Description of the task: With the pictures omitted, write out the entries that follow exactly as they stand.

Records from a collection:
* start *

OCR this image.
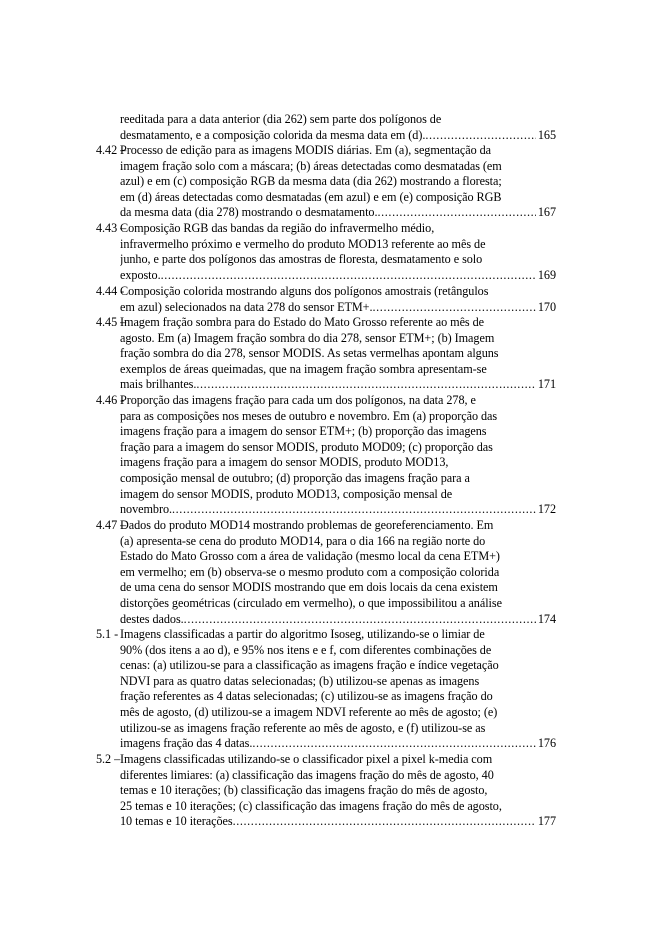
reeditada para a data anterior (dia 262) sem parte dos polígonos de
desmatamento, e a composição colorida da mesma data em (d). .....	165
4.42 –
Processo de edição para as imagens MODIS diárias. Em (a), segmentação da
imagem fração solo com a máscara; (b) áreas detectadas como desmatadas (em
azul) e em (c) composição RGB da mesma data (dia 262) mostrando a floresta;
em (d) áreas detectadas como desmatadas (em azul) e em (e) composição RGB
da mesma data (dia 278) mostrando o desmatamento. .....	167
4.43 –
Composição RGB das bandas da região do infravermelho médio,
infravermelho próximo e vermelho do produto MOD13 referente ao mês de
junho, e parte dos polígonos das amostras de floresta, desmatamento e solo
exposto. .....	169
4.44 -
Composição colorida mostrando alguns dos polígonos amostrais (retângulos
em azul) selecionados na data 278 do sensor ETM+. .....	170
4.45 –
Imagem fração sombra para do Estado do Mato Grosso referente ao mês de
agosto. Em (a) Imagem fração sombra do dia 278, sensor ETM+; (b) Imagem
fração sombra do dia 278, sensor MODIS. As setas vermelhas apontam alguns
exemplos de áreas queimadas, que na imagem fração sombra apresentam-se
mais brilhantes. .....	171
4.46 -
Proporção das imagens fração para cada um dos polígonos, na data 278, e
para as composições nos meses de outubro e novembro. Em (a) proporção das
imagens fração para a imagem do sensor ETM+; (b) proporção das imagens
fração para a imagem do sensor MODIS, produto MOD09; (c) proporção das
imagens fração para a imagem do sensor MODIS, produto MOD13,
composição mensal de outubro; (d) proporção das imagens fração para a
imagem do sensor MODIS, produto MOD13, composição mensal de
novembro. .....	172
4.47 –
Dados do produto MOD14 mostrando problemas de georeferenciamento. Em
(a) apresenta-se cena do produto MOD14, para o dia 166 na região norte do
Estado do Mato Grosso com a área de validação (mesmo local da cena ETM+)
em vermelho; em (b) observa-se o mesmo produto com a composição colorida
de uma cena do sensor MODIS mostrando que em dois locais da cena existem
distorções geométricas (circulado em vermelho), o que impossibilitou a análise
destes dados. .....	174
5.1 - Imagens classificadas a partir do algoritmo Isoseg, utilizando-se o limiar de
90% (dos itens a ao d), e 95% nos itens e e f, com diferentes combinações de
cenas: (a) utilizou-se para a classificação as imagens fração e índice vegetação
NDVI para as quatro datas selecionadas; (b) utilizou-se apenas as imagens
fração referentes as 4 datas selecionadas; (c) utilizou-se as imagens fração do
mês de agosto, (d) utilizou-se a imagem NDVI referente ao mês de agosto; (e)
utilizou-se as imagens fração referente ao mês de agosto, e (f) utilizou-se as
imagens fração das 4 datas. .....	176
5.2 – Imagens classificadas utilizando-se o classificador pixel a pixel k-media com
diferentes limiares: (a) classificação das imagens fração do mês de agosto, 40
temas e 10 iterações; (b) classificação das imagens fração do mês de agosto,
25 temas e 10 iterações; (c) classificação das imagens fração do mês de agosto,
10 temas e 10 iterações .....	177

* end *

Reply:
OCR this image.
reeditada para a data anterior (dia 262) sem parte dos polígonos de
desmatamento, e a composição colorida da mesma data em (d). .....	165
4.42 –
Processo de edição para as imagens MODIS diárias. Em (a), segmentação da
imagem fração solo com a máscara; (b) áreas detectadas como desmatadas (em
azul) e em (c) composição RGB da mesma data (dia 262) mostrando a floresta;
em (d) áreas detectadas como desmatadas (em azul) e em (e) composição RGB
da mesma data (dia 278) mostrando o desmatamento. .....	167
4.43 –
Composição RGB das bandas da região do infravermelho médio,
infravermelho próximo e vermelho do produto MOD13 referente ao mês de
junho, e parte dos polígonos das amostras de floresta, desmatamento e solo
exposto. .....	169
4.44 -
Composição colorida mostrando alguns dos polígonos amostrais (retângulos
em azul) selecionados na data 278 do sensor ETM+. .....	170
4.45 –
Imagem fração sombra para do Estado do Mato Grosso referente ao mês de
agosto. Em (a) Imagem fração sombra do dia 278, sensor ETM+; (b) Imagem
fração sombra do dia 278, sensor MODIS. As setas vermelhas apontam alguns
exemplos de áreas queimadas, que na imagem fração sombra apresentam-se
mais brilhantes. .....	171
4.46 -
Proporção das imagens fração para cada um dos polígonos, na data 278, e
para as composições nos meses de outubro e novembro. Em (a) proporção das
imagens fração para a imagem do sensor ETM+; (b) proporção das imagens
fração para a imagem do sensor MODIS, produto MOD09; (c) proporção das
imagens fração para a imagem do sensor MODIS, produto MOD13,
composição mensal de outubro; (d) proporção das imagens fração para a
imagem do sensor MODIS, produto MOD13, composição mensal de
novembro. .....	172
4.47 –
Dados do produto MOD14 mostrando problemas de georeferenciamento. Em
(a) apresenta-se cena do produto MOD14, para o dia 166 na região norte do
Estado do Mato Grosso com a área de validação (mesmo local da cena ETM+)
em vermelho; em (b) observa-se o mesmo produto com a composição colorida
de uma cena do sensor MODIS mostrando que em dois locais da cena existem
distorções geométricas (circulado em vermelho), o que impossibilitou a análise
destes dados. .....	174
5.1 - Imagens classificadas a partir do algoritmo Isoseg, utilizando-se o limiar de
90% (dos itens a ao d), e 95% nos itens e e f, com diferentes combinações de
cenas: (a) utilizou-se para a classificação as imagens fração e índice vegetação
NDVI para as quatro datas selecionadas; (b) utilizou-se apenas as imagens
fração referentes as 4 datas selecionadas; (c) utilizou-se as imagens fração do
mês de agosto, (d) utilizou-se a imagem NDVI referente ao mês de agosto; (e)
utilizou-se as imagens fração referente ao mês de agosto, e (f) utilizou-se as
imagens fração das 4 datas. .....	176
5.2 – Imagens classificadas utilizando-se o classificador pixel a pixel k-media com
diferentes limiares: (a) classificação das imagens fração do mês de agosto, 40
temas e 10 iterações; (b) classificação das imagens fração do mês de agosto,
25 temas e 10 iterações; (c) classificação das imagens fração do mês de agosto,
10 temas e 10 iterações .....	177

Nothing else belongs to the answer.